To be done :: Return each entry exactly, with none missing.

---------- Records

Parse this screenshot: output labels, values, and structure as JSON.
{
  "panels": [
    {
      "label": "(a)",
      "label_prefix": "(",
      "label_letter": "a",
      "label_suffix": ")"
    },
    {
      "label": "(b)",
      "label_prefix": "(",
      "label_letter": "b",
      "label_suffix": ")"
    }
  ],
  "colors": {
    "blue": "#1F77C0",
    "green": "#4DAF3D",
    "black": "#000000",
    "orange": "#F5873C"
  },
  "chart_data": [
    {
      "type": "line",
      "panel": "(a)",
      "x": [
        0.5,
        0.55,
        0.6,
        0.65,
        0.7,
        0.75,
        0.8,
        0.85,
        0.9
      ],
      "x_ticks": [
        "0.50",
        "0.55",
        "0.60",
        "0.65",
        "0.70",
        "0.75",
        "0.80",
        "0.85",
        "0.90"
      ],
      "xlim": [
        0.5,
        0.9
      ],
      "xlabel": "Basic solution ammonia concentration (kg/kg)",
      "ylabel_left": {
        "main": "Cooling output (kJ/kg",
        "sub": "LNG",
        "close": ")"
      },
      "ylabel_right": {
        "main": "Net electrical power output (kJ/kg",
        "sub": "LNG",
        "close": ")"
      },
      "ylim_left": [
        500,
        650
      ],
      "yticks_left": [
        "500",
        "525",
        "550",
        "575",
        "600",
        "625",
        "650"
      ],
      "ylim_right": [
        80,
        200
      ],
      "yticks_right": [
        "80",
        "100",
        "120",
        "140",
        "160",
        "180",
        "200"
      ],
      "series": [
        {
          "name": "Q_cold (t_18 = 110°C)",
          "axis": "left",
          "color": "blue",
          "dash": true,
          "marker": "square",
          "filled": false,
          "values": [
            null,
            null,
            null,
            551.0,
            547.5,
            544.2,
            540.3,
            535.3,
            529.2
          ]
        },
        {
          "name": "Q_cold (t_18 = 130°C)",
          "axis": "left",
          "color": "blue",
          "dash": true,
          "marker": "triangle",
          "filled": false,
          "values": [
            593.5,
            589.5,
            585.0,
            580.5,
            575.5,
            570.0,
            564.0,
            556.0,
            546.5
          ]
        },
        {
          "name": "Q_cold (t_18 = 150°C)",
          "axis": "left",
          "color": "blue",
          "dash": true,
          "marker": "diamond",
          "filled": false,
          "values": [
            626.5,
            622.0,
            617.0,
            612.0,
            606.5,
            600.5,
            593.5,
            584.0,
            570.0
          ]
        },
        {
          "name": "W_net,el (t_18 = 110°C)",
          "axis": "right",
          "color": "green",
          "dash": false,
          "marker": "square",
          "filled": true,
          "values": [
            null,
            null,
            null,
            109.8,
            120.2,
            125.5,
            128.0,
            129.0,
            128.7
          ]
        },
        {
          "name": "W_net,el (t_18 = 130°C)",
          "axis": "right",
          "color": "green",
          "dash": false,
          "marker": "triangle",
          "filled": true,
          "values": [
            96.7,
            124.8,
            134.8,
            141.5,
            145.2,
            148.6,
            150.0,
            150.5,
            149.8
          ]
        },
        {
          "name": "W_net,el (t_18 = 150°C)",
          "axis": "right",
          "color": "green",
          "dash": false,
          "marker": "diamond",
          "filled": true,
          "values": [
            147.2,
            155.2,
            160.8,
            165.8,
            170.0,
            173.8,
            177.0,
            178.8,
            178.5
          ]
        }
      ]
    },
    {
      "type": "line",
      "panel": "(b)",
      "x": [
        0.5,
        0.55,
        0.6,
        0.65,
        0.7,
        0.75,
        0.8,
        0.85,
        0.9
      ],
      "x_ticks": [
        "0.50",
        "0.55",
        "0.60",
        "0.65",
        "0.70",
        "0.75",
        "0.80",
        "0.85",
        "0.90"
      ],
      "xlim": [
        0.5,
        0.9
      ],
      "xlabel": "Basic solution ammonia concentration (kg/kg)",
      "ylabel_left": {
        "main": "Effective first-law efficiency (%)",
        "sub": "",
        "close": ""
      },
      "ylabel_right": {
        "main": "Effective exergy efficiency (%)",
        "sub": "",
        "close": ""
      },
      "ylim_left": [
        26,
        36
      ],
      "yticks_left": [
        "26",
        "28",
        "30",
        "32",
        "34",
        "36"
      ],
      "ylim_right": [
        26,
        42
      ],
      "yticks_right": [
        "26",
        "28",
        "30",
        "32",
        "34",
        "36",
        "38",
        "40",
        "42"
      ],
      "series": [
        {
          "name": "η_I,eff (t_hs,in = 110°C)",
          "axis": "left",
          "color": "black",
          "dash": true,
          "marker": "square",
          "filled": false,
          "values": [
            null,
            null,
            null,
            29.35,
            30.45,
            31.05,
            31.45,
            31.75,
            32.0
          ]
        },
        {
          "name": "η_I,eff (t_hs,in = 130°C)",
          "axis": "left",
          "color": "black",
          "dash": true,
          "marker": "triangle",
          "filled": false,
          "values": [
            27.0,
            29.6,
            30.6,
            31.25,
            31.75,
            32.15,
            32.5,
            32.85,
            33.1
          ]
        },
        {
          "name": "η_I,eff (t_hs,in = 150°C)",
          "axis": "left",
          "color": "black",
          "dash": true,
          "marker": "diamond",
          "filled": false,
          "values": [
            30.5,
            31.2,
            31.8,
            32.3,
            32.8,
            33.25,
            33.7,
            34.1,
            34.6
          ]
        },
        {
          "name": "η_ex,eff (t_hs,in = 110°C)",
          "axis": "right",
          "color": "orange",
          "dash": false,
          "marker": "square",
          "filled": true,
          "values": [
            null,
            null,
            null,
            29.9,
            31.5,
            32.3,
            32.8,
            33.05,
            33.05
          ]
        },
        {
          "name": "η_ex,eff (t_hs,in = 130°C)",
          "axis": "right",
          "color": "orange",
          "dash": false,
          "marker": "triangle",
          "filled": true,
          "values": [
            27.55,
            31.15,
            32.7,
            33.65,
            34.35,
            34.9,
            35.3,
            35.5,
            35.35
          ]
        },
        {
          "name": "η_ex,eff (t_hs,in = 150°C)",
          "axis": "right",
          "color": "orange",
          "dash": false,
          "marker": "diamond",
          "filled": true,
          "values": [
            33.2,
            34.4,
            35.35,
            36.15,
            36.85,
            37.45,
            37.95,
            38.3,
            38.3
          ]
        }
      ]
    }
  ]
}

--------------------

Solved problem ::
Parse this screenshot: output labels, values, and structure as JSON.
{
  "panels": [
    {
      "label": "(a)",
      "label_prefix": "(",
      "label_letter": "a",
      "label_suffix": ")"
    },
    {
      "label": "(b)",
      "label_prefix": "(",
      "label_letter": "b",
      "label_suffix": ")"
    }
  ],
  "colors": {
    "blue": "#1F77C0",
    "green": "#4DAF3D",
    "black": "#000000",
    "orange": "#F5873C"
  },
  "chart_data": [
    {
      "type": "line",
      "panel": "(a)",
      "x": [
        0.5,
        0.55,
        0.6,
        0.65,
        0.7,
        0.75,
        0.8,
        0.85,
        0.9
      ],
      "x_ticks": [
        "0.50",
        "0.55",
        "0.60",
        "0.65",
        "0.70",
        "0.75",
        "0.80",
        "0.85",
        "0.90"
      ],
      "xlim": [
        0.5,
        0.9
      ],
      "xlabel": "Basic solution ammonia concentration (kg/kg)",
      "ylabel_left": {
        "main": "Cooling output (kJ/kg",
        "sub": "LNG",
        "close": ")"
      },
      "ylabel_right": {
        "main": "Net electrical power output (kJ/kg",
        "sub": "LNG",
        "close": ")"
      },
      "ylim_left": [
        500,
        650
      ],
      "yticks_left": [
        "500",
        "525",
        "550",
        "575",
        "600",
        "625",
        "650"
      ],
      "ylim_right": [
        80,
        200
      ],
      "yticks_right": [
        "80",
        "100",
        "120",
        "140",
        "160",
        "180",
        "200"
      ],
      "series": [
        {
          "name": "Q_cold (t_18 = 110°C)",
          "axis": "left",
          "color": "blue",
          "dash": true,
          "marker": "square",
          "filled": false,
          "values": [
            null,
            null,
            null,
            551.0,
            547.5,
            544.2,
            540.3,
            535.3,
            529.2
          ]
        },
        {
          "name": "Q_cold (t_18 = 130°C)",
          "axis": "left",
          "color": "blue",
          "dash": true,
          "marker": "triangle",
          "filled": false,
          "values": [
            593.5,
            589.5,
            585.0,
            580.5,
            575.5,
            570.0,
            564.0,
            556.0,
            546.5
          ]
        },
        {
          "name": "Q_cold (t_18 = 150°C)",
          "axis": "left",
          "color": "blue",
          "dash": true,
          "marker": "diamond",
          "filled": false,
          "values": [
            626.5,
            622.0,
            617.0,
            612.0,
            606.5,
            600.5,
            593.5,
            584.0,
            570.0
          ]
        },
        {
          "name": "W_net,el (t_18 = 110°C)",
          "axis": "right",
          "color": "green",
          "dash": false,
          "marker": "square",
          "filled": true,
          "values": [
            null,
            null,
            null,
            109.8,
            120.2,
            125.5,
            128.0,
            129.0,
            128.7
          ]
        },
        {
          "name": "W_net,el (t_18 = 130°C)",
          "axis": "right",
          "color": "green",
          "dash": false,
          "marker": "triangle",
          "filled": true,
          "values": [
            96.7,
            124.8,
            134.8,
            141.5,
            145.2,
            148.6,
            150.0,
            150.5,
            149.8
          ]
        },
        {
          "name": "W_net,el (t_18 = 150°C)",
          "axis": "right",
          "color": "green",
          "dash": false,
          "marker": "diamond",
          "filled": true,
          "values": [
            147.2,
            155.2,
            160.8,
            165.8,
            170.0,
            173.8,
            177.0,
            178.8,
            178.5
          ]
        }
      ]
    },
    {
      "type": "line",
      "panel": "(b)",
      "x": [
        0.5,
        0.55,
        0.6,
        0.65,
        0.7,
        0.75,
        0.8,
        0.85,
        0.9
      ],
      "x_ticks": [
        "0.50",
        "0.55",
        "0.60",
        "0.65",
        "0.70",
        "0.75",
        "0.80",
        "0.85",
        "0.90"
      ],
      "xlim": [
        0.5,
        0.9
      ],
      "xlabel": "Basic solution ammonia concentration (kg/kg)",
      "ylabel_left": {
        "main": "Effective first-law efficiency (%)",
        "sub": "",
        "close": ""
      },
      "ylabel_right": {
        "main": "Effective exergy efficiency (%)",
        "sub": "",
        "close": ""
      },
      "ylim_left": [
        26,
        36
      ],
      "yticks_left": [
        "26",
        "28",
        "30",
        "32",
        "34",
        "36"
      ],
      "ylim_right": [
        26,
        42
      ],
      "yticks_right": [
        "26",
        "28",
        "30",
        "32",
        "34",
        "36",
        "38",
        "40",
        "42"
      ],
      "series": [
        {
          "name": "η_I,eff (t_hs,in = 110°C)",
          "axis": "left",
          "color": "black",
          "dash": true,
          "marker": "square",
          "filled": false,
          "values": [
            null,
            null,
            null,
            29.35,
            30.45,
            31.05,
            31.45,
            31.75,
            32.0
          ]
        },
        {
          "name": "η_I,eff (t_hs,in = 130°C)",
          "axis": "left",
          "color": "black",
          "dash": true,
          "marker": "triangle",
          "filled": false,
          "values": [
            27.0,
            29.6,
            30.6,
            31.25,
            31.75,
            32.15,
            32.5,
            32.85,
            33.1
          ]
        },
        {
          "name": "η_I,eff (t_hs,in = 150°C)",
          "axis": "left",
          "color": "black",
          "dash": true,
          "marker": "diamond",
          "filled": false,
          "values": [
            30.5,
            31.2,
            31.8,
            32.3,
            32.8,
            33.25,
            33.7,
            34.1,
            34.6
          ]
        },
        {
          "name": "η_ex,eff (t_hs,in = 110°C)",
          "axis": "right",
          "color": "orange",
          "dash": false,
          "marker": "square",
          "filled": true,
          "values": [
            null,
            null,
            null,
            29.9,
            31.5,
            32.3,
            32.8,
            33.05,
            33.05
          ]
        },
        {
          "name": "η_ex,eff (t_hs,in = 130°C)",
          "axis": "right",
          "color": "orange",
          "dash": false,
          "marker": "triangle",
          "filled": true,
          "values": [
            27.55,
            31.15,
            32.7,
            33.65,
            34.35,
            34.9,
            35.3,
            35.5,
            35.35
          ]
        },
        {
          "name": "η_ex,eff (t_hs,in = 150°C)",
          "axis": "right",
          "color": "orange",
          "dash": false,
          "marker": "diamond",
          "filled": true,
          "values": [
            33.2,
            34.4,
            35.35,
            36.15,
            36.85,
            37.45,
            37.95,
            38.3,
            38.3
          ]
        }
      ]
    }
  ]
}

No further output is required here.